DESCRIPTION OF THE TASK:
Output a single figure: the number of lines in which the word "extract" appears.

-------- RAW RECORDS --------

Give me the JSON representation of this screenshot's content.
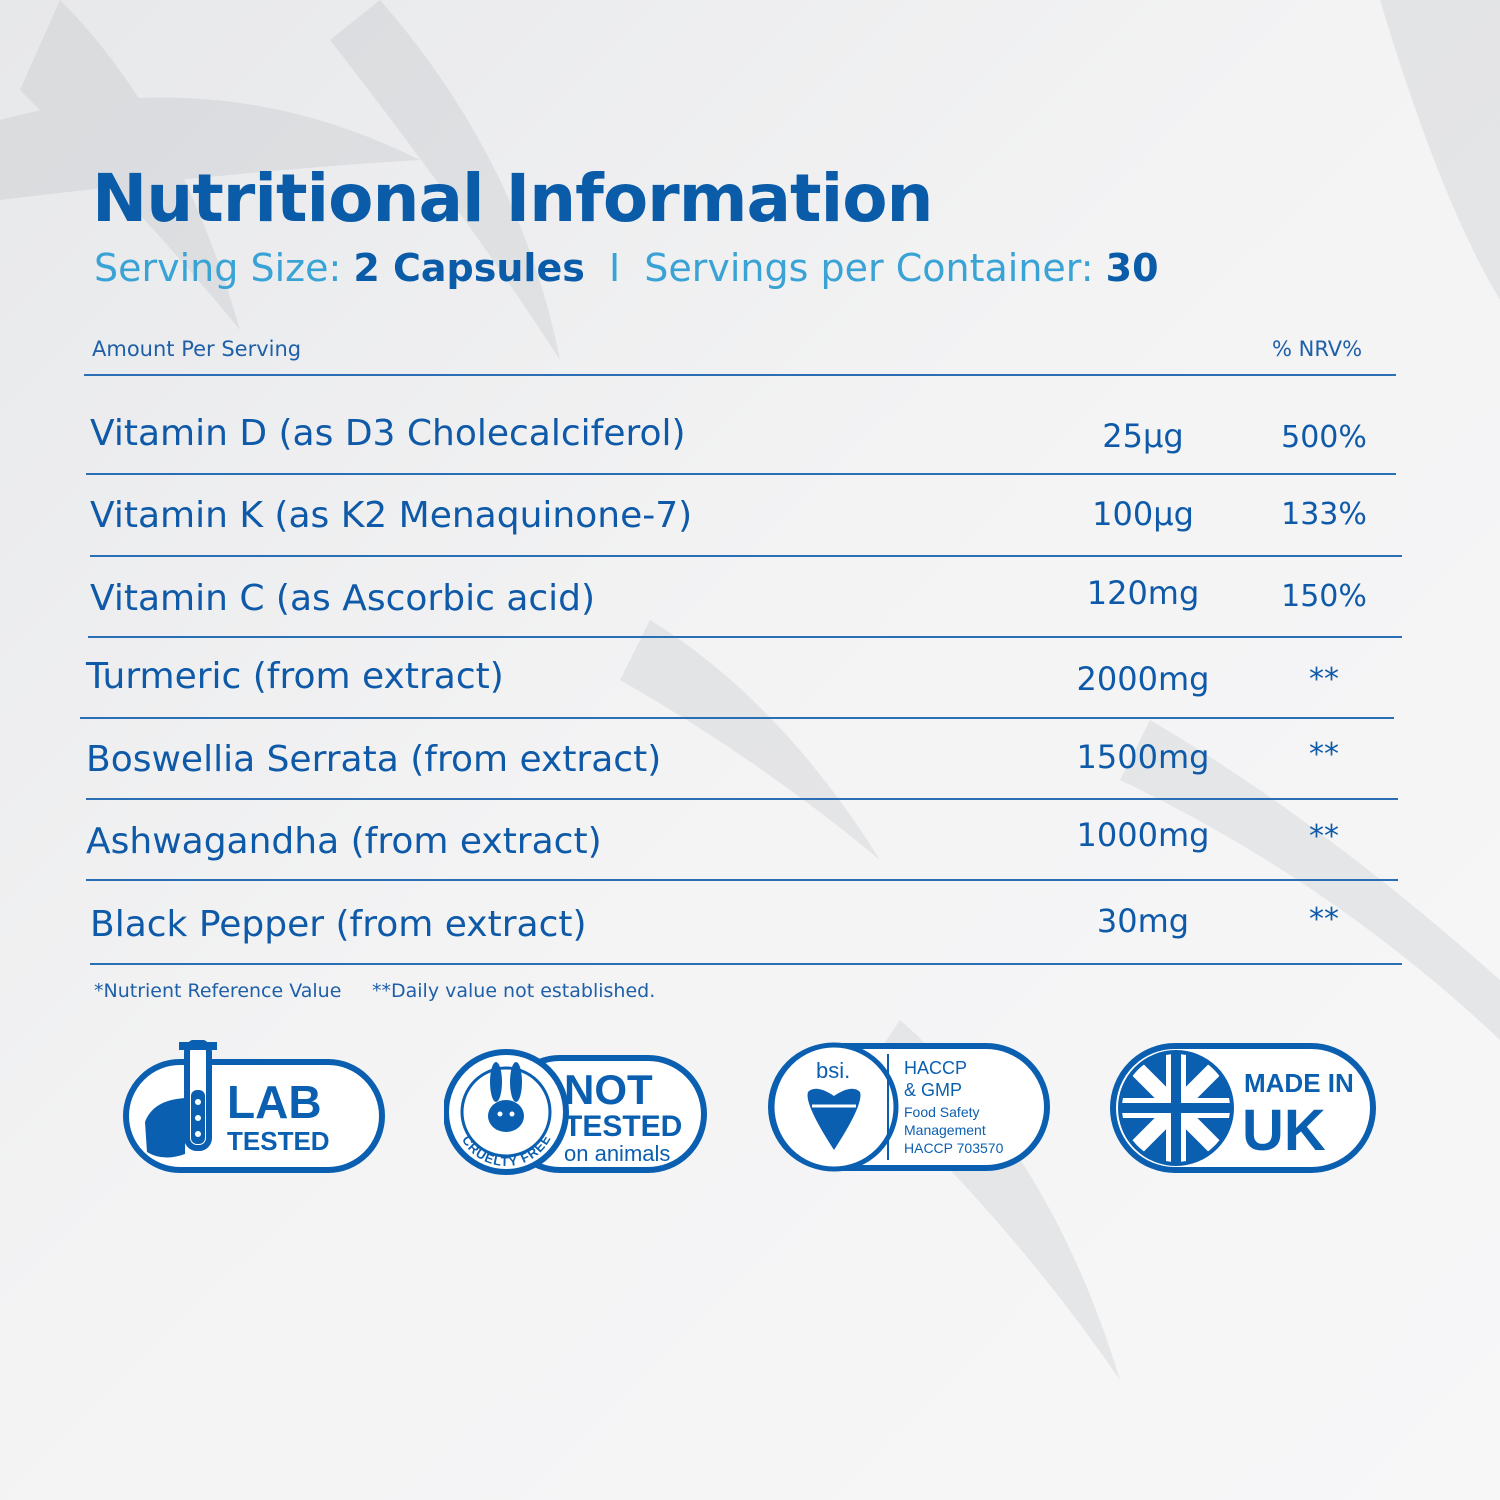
{
  "title": "Nutritional Information",
  "serving": {
    "size_label": "Serving Size:",
    "size_value": "2 Capsules",
    "separator": "I",
    "per_container_label": "Servings per Container:",
    "per_container_value": "30"
  },
  "table": {
    "header_left": "Amount Per Serving",
    "header_right": "% NRV%",
    "rows": [
      {
        "name": "Vitamin D (as D3 Cholecalciferol)",
        "amount": "25µg",
        "nrv": "500%"
      },
      {
        "name": "Vitamin K (as K2 Menaquinone-7)",
        "amount": "100µg",
        "nrv": "133%"
      },
      {
        "name": "Vitamin C (as Ascorbic acid)",
        "amount": "120mg",
        "nrv": "150%"
      },
      {
        "name": "Turmeric (from extract)",
        "amount": "2000mg",
        "nrv": "**"
      },
      {
        "name": "Boswellia Serrata (from extract)",
        "amount": "1500mg",
        "nrv": "**"
      },
      {
        "name": "Ashwagandha (from extract)",
        "amount": "1000mg",
        "nrv": "**"
      },
      {
        "name": "Black Pepper (from extract)",
        "amount": "30mg",
        "nrv": "**"
      }
    ]
  },
  "footnotes": {
    "nrv": "*Nutrient Reference Value",
    "daily": "**Daily value not established."
  },
  "badges": {
    "lab": {
      "line1": "LAB",
      "line2": "TESTED"
    },
    "cruelty": {
      "ring": "CRUELTY FREE",
      "line1": "NOT",
      "line2": "TESTED",
      "line3": "on animals"
    },
    "bsi": {
      "logo": "bsi.",
      "line1": "HACCP",
      "line2": "& GMP",
      "line3": "Food Safety",
      "line4": "Management",
      "line5": "HACCP 703570"
    },
    "uk": {
      "line1": "MADE IN",
      "line2": "UK"
    }
  },
  "colors": {
    "primary": "#0a5ba8",
    "accent": "#3aa3d6",
    "rule": "#2a6fb5"
  },
  "icons": [
    "test-tube-hand-icon",
    "rabbit-icon",
    "bsi-heart-icon",
    "union-jack-icon"
  ]
}
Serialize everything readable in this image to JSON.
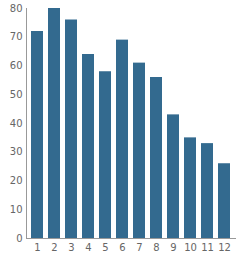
{
  "chart_data": {
    "type": "bar",
    "categories": [
      "1",
      "2",
      "3",
      "4",
      "5",
      "6",
      "7",
      "8",
      "9",
      "10",
      "11",
      "12"
    ],
    "values": [
      72,
      80,
      76,
      64,
      58,
      69,
      61,
      56,
      43,
      35,
      33,
      26
    ],
    "color": "#336a8f",
    "ylim": [
      0,
      80
    ],
    "yticks": [
      0,
      10,
      20,
      30,
      40,
      50,
      60,
      70,
      80
    ],
    "grid": false
  }
}
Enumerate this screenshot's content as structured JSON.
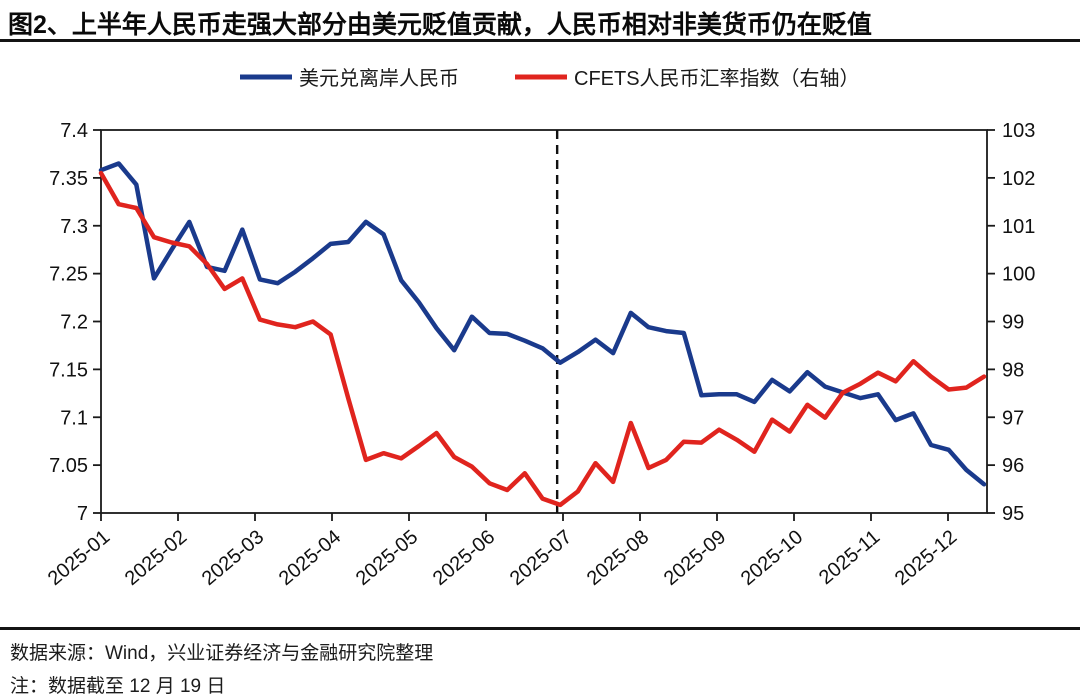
{
  "page": {
    "title": "图2、上半年人民币走强大部分由美元贬值贡献，人民币相对非美货币仍在贬值",
    "footer": {
      "source": "数据来源：Wind，兴业证券经济与金融研究院整理",
      "note": "注：数据截至 12 月 19 日"
    }
  },
  "chart_data": {
    "type": "line",
    "title": "图2、上半年人民币走强大部分由美元贬值贡献，人民币相对非美货币仍在贬值",
    "legend": [
      {
        "label": "美元兑离岸人民币",
        "color": "#1a3a8c",
        "axis": "left"
      },
      {
        "label": "CFETS人民币汇率指数（右轴）",
        "color": "#e0241e",
        "axis": "right"
      }
    ],
    "legend_position": "top-center",
    "grid": false,
    "x_tick_labels": [
      "2025-01",
      "2025-02",
      "2025-03",
      "2025-04",
      "2025-05",
      "2025-06",
      "2025-07",
      "2025-08",
      "2025-09",
      "2025-10",
      "2025-11",
      "2025-12"
    ],
    "left_axis": {
      "min": 7.0,
      "max": 7.4,
      "tick_values": [
        7,
        7.05,
        7.1,
        7.15,
        7.2,
        7.25,
        7.3,
        7.35,
        7.4
      ],
      "tick_labels": [
        "7",
        "7.05",
        "7.1",
        "7.15",
        "7.2",
        "7.25",
        "7.3",
        "7.35",
        "7.4"
      ]
    },
    "right_axis": {
      "min": 95,
      "max": 103,
      "tick_values": [
        95,
        96,
        97,
        98,
        99,
        100,
        101,
        102,
        103
      ],
      "tick_labels": [
        "95",
        "96",
        "97",
        "98",
        "99",
        "100",
        "101",
        "102",
        "103"
      ]
    },
    "dashed_vline": {
      "week_index": 26,
      "between_labels": [
        "2025-06",
        "2025-07"
      ]
    },
    "x_frequency": "weekly",
    "series": [
      {
        "name": "美元兑离岸人民币",
        "axis": "left",
        "color": "#1a3a8c",
        "values": [
          7.358,
          7.365,
          7.343,
          7.245,
          7.275,
          7.304,
          7.257,
          7.253,
          7.296,
          7.244,
          7.24,
          7.252,
          7.266,
          7.281,
          7.283,
          7.304,
          7.291,
          7.243,
          7.22,
          7.193,
          7.17,
          7.205,
          7.188,
          7.187,
          7.18,
          7.172,
          7.157,
          7.168,
          7.181,
          7.167,
          7.209,
          7.194,
          7.19,
          7.188,
          7.123,
          7.124,
          7.124,
          7.116,
          7.139,
          7.127,
          7.147,
          7.132,
          7.126,
          7.12,
          7.124,
          7.097,
          7.104,
          7.071,
          7.066,
          7.045,
          7.03
        ]
      },
      {
        "name": "CFETS人民币汇率指数（右轴）",
        "axis": "right",
        "color": "#e0241e",
        "values": [
          102.1,
          101.45,
          101.37,
          100.76,
          100.65,
          100.57,
          100.2,
          99.68,
          99.9,
          99.04,
          98.94,
          98.88,
          99.0,
          98.73,
          97.4,
          96.11,
          96.25,
          96.14,
          96.4,
          96.67,
          96.17,
          95.97,
          95.62,
          95.48,
          95.83,
          95.3,
          95.17,
          95.45,
          96.04,
          95.65,
          96.88,
          95.94,
          96.11,
          96.49,
          96.47,
          96.74,
          96.53,
          96.28,
          96.95,
          96.7,
          97.26,
          96.99,
          97.51,
          97.7,
          97.93,
          97.75,
          98.17,
          97.85,
          97.58,
          97.62,
          97.85
        ]
      }
    ]
  }
}
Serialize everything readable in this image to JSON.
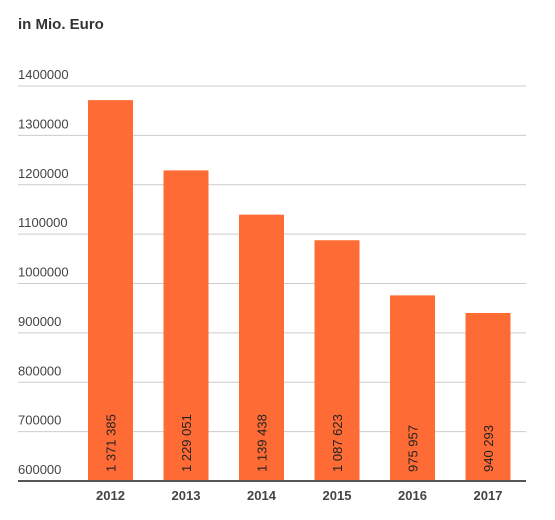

--------

RESPONSE TO THIS EXERCISE:
4